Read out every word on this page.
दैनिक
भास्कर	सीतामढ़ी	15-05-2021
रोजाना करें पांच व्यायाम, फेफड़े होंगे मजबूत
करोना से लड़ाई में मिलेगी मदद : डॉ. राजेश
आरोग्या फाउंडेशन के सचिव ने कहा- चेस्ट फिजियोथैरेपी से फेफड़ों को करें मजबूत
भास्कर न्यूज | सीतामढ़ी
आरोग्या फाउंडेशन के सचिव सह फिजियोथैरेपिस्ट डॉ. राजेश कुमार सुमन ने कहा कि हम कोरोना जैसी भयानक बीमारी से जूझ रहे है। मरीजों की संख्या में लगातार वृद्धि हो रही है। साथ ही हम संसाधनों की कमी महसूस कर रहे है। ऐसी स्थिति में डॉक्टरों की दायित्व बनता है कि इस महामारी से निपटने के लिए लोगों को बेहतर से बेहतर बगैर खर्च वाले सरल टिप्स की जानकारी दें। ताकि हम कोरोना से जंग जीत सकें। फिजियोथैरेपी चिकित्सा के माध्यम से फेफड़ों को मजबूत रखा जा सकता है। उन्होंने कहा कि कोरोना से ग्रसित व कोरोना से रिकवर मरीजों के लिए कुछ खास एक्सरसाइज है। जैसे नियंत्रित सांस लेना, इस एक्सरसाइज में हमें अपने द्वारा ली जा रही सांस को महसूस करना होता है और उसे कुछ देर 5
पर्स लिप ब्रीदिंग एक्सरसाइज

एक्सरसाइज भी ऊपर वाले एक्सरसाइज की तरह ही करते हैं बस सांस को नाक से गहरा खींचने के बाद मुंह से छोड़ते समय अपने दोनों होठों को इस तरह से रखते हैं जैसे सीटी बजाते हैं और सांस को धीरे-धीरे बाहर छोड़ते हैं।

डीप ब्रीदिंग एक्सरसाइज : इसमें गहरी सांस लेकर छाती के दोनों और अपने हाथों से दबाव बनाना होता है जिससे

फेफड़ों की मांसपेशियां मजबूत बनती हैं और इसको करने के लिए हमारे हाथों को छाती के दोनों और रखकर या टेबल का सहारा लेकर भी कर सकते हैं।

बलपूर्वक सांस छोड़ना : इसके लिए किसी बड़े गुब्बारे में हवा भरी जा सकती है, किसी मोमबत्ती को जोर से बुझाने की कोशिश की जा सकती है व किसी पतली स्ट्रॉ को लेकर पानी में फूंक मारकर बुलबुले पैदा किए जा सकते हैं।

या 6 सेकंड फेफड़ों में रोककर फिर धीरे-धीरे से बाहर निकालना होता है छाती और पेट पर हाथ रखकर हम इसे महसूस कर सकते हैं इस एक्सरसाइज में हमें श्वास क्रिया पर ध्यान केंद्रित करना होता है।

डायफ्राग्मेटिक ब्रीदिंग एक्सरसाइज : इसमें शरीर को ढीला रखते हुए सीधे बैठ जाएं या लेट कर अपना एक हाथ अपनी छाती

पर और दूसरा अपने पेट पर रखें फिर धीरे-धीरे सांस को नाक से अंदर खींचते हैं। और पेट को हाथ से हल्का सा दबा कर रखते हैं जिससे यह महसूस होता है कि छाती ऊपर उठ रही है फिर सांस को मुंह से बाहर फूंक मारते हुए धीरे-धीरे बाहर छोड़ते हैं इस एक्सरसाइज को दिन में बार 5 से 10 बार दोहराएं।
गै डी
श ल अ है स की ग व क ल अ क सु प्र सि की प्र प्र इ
·····
From the entries above, collect every line with the string "रखकर" in it.

RESPONSE FOR THIS EXERCISE:
फेफड़ों की मांसपेशियां मजबूत बनती हैं और इसको करने के लिए हमारे हाथों को छाती के दोनों और रखकर या टेबल का सहारा लेकर भी कर सकते हैं।
या 6 सेकंड फेफड़ों में रोककर फिर धीरे-धीरे से बाहर निकालना होता है छाती और पेट पर हाथ रखकर हम इसे महसूस कर सकते हैं इस एक्सरसाइज में हमें श्वास क्रिया पर ध्यान केंद्रित करना होता है।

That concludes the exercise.